[START Data to use]
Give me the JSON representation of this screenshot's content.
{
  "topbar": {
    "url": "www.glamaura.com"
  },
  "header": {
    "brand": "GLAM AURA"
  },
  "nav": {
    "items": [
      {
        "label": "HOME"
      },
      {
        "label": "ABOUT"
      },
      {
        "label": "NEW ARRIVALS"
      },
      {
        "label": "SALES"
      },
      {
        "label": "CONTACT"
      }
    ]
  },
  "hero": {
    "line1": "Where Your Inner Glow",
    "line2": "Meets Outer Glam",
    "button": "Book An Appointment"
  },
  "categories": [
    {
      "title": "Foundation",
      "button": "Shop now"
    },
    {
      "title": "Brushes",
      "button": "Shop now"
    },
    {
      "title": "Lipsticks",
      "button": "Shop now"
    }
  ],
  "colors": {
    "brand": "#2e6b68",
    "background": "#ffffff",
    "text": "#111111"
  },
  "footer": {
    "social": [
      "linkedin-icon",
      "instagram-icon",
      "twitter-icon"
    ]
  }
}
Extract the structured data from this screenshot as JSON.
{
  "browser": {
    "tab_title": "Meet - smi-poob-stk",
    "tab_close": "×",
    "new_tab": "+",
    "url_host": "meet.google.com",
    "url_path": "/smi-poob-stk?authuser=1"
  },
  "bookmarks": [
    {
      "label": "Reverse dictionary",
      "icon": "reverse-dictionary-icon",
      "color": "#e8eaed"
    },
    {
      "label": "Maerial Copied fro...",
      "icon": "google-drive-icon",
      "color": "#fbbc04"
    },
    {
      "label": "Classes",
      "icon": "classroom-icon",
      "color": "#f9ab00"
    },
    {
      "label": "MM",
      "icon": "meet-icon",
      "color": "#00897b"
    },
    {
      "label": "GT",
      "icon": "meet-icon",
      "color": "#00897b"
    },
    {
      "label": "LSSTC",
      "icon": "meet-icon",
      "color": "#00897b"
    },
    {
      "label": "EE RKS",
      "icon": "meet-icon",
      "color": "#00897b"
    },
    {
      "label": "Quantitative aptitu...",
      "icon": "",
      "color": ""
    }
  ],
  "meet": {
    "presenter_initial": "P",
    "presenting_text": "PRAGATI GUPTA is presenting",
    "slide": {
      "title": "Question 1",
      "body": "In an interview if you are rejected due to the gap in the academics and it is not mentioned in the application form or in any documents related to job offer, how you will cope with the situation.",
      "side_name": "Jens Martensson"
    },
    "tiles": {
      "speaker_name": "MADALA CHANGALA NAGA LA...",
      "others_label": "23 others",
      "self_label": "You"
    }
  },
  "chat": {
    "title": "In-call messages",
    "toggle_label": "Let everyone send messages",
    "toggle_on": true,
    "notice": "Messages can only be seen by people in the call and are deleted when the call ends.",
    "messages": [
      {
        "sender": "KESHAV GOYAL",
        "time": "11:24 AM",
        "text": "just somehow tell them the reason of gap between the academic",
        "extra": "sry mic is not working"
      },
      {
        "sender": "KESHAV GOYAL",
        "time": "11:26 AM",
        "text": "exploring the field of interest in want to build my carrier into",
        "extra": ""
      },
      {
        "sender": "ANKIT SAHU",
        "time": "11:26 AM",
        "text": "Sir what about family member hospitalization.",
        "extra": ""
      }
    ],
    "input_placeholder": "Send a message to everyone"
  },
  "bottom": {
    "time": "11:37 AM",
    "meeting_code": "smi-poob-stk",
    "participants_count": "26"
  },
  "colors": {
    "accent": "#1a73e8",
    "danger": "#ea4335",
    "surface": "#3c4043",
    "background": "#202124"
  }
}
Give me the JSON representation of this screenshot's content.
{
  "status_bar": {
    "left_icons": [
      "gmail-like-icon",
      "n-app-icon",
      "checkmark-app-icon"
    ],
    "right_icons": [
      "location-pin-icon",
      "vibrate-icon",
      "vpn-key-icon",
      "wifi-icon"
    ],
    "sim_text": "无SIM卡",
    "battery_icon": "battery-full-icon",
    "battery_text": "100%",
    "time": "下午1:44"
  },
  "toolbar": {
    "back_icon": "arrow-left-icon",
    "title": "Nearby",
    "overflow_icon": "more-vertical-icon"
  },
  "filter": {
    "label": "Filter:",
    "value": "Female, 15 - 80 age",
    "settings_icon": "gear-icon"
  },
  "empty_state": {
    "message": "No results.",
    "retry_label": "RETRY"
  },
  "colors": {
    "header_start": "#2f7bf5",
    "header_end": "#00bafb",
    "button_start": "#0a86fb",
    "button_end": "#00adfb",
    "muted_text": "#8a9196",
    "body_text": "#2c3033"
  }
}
[END Data to use]
Your instructions ▸
Copy each record from above exactly, and include every line.

Response to this exercise ▸
Give me the JSON representation of this screenshot's content.
{
  "topbar": {
    "url": "www.glamaura.com"
  },
  "header": {
    "brand": "GLAM AURA"
  },
  "nav": {
    "items": [
      {
        "label": "HOME"
      },
      {
        "label": "ABOUT"
      },
      {
        "label": "NEW ARRIVALS"
      },
      {
        "label": "SALES"
      },
      {
        "label": "CONTACT"
      }
    ]
  },
  "hero": {
    "line1": "Where Your Inner Glow",
    "line2": "Meets Outer Glam",
    "button": "Book An Appointment"
  },
  "categories": [
    {
      "title": "Foundation",
      "button": "Shop now"
    },
    {
      "title": "Brushes",
      "button": "Shop now"
    },
    {
      "title": "Lipsticks",
      "button": "Shop now"
    }
  ],
  "colors": {
    "brand": "#2e6b68",
    "background": "#ffffff",
    "text": "#111111"
  },
  "footer": {
    "social": [
      "linkedin-icon",
      "instagram-icon",
      "twitter-icon"
    ]
  }
}
Extract the structured data from this screenshot as JSON.
{
  "browser": {
    "tab_title": "Meet - smi-poob-stk",
    "tab_close": "×",
    "new_tab": "+",
    "url_host": "meet.google.com",
    "url_path": "/smi-poob-stk?authuser=1"
  },
  "bookmarks": [
    {
      "label": "Reverse dictionary",
      "icon": "reverse-dictionary-icon",
      "color": "#e8eaed"
    },
    {
      "label": "Maerial Copied fro...",
      "icon": "google-drive-icon",
      "color": "#fbbc04"
    },
    {
      "label": "Classes",
      "icon": "classroom-icon",
      "color": "#f9ab00"
    },
    {
      "label": "MM",
      "icon": "meet-icon",
      "color": "#00897b"
    },
    {
      "label": "GT",
      "icon": "meet-icon",
      "color": "#00897b"
    },
    {
      "label": "LSSTC",
      "icon": "meet-icon",
      "color": "#00897b"
    },
    {
      "label": "EE RKS",
      "icon": "meet-icon",
      "color": "#00897b"
    },
    {
      "label": "Quantitative aptitu...",
      "icon": "",
      "color": ""
    }
  ],
  "meet": {
    "presenter_initial": "P",
    "presenting_text": "PRAGATI GUPTA is presenting",
    "slide": {
      "title": "Question 1",
      "body": "In an interview if you are rejected due to the gap in the academics and it is not mentioned in the application form or in any documents related to job offer, how you will cope with the situation.",
      "side_name": "Jens Martensson"
    },
    "tiles": {
      "speaker_name": "MADALA CHANGALA NAGA LA...",
      "others_label": "23 others",
      "self_label": "You"
    }
  },
  "chat": {
    "title": "In-call messages",
    "toggle_label": "Let everyone send messages",
    "toggle_on": true,
    "notice": "Messages can only be seen by people in the call and are deleted when the call ends.",
    "messages": [
      {
        "sender": "KESHAV GOYAL",
        "time": "11:24 AM",
        "text": "just somehow tell them the reason of gap between the academic",
        "extra": "sry mic is not working"
      },
      {
        "sender": "KESHAV GOYAL",
        "time": "11:26 AM",
        "text": "exploring the field of interest in want to build my carrier into",
        "extra": ""
      },
      {
        "sender": "ANKIT SAHU",
        "time": "11:26 AM",
        "text": "Sir what about family member hospitalization.",
        "extra": ""
      }
    ],
    "input_placeholder": "Send a message to everyone"
  },
  "bottom": {
    "time": "11:37 AM",
    "meeting_code": "smi-poob-stk",
    "participants_count": "26"
  },
  "colors": {
    "accent": "#1a73e8",
    "danger": "#ea4335",
    "surface": "#3c4043",
    "background": "#202124"
  }
}
Give me the JSON representation of this screenshot's content.
{
  "status_bar": {
    "left_icons": [
      "gmail-like-icon",
      "n-app-icon",
      "checkmark-app-icon"
    ],
    "right_icons": [
      "location-pin-icon",
      "vibrate-icon",
      "vpn-key-icon",
      "wifi-icon"
    ],
    "sim_text": "无SIM卡",
    "battery_icon": "battery-full-icon",
    "battery_text": "100%",
    "time": "下午1:44"
  },
  "toolbar": {
    "back_icon": "arrow-left-icon",
    "title": "Nearby",
    "overflow_icon": "more-vertical-icon"
  },
  "filter": {
    "label": "Filter:",
    "value": "Female, 15 - 80 age",
    "settings_icon": "gear-icon"
  },
  "empty_state": {
    "message": "No results.",
    "retry_label": "RETRY"
  },
  "colors": {
    "header_start": "#2f7bf5",
    "header_end": "#00bafb",
    "button_start": "#0a86fb",
    "button_end": "#00adfb",
    "muted_text": "#8a9196",
    "body_text": "#2c3033"
  }
}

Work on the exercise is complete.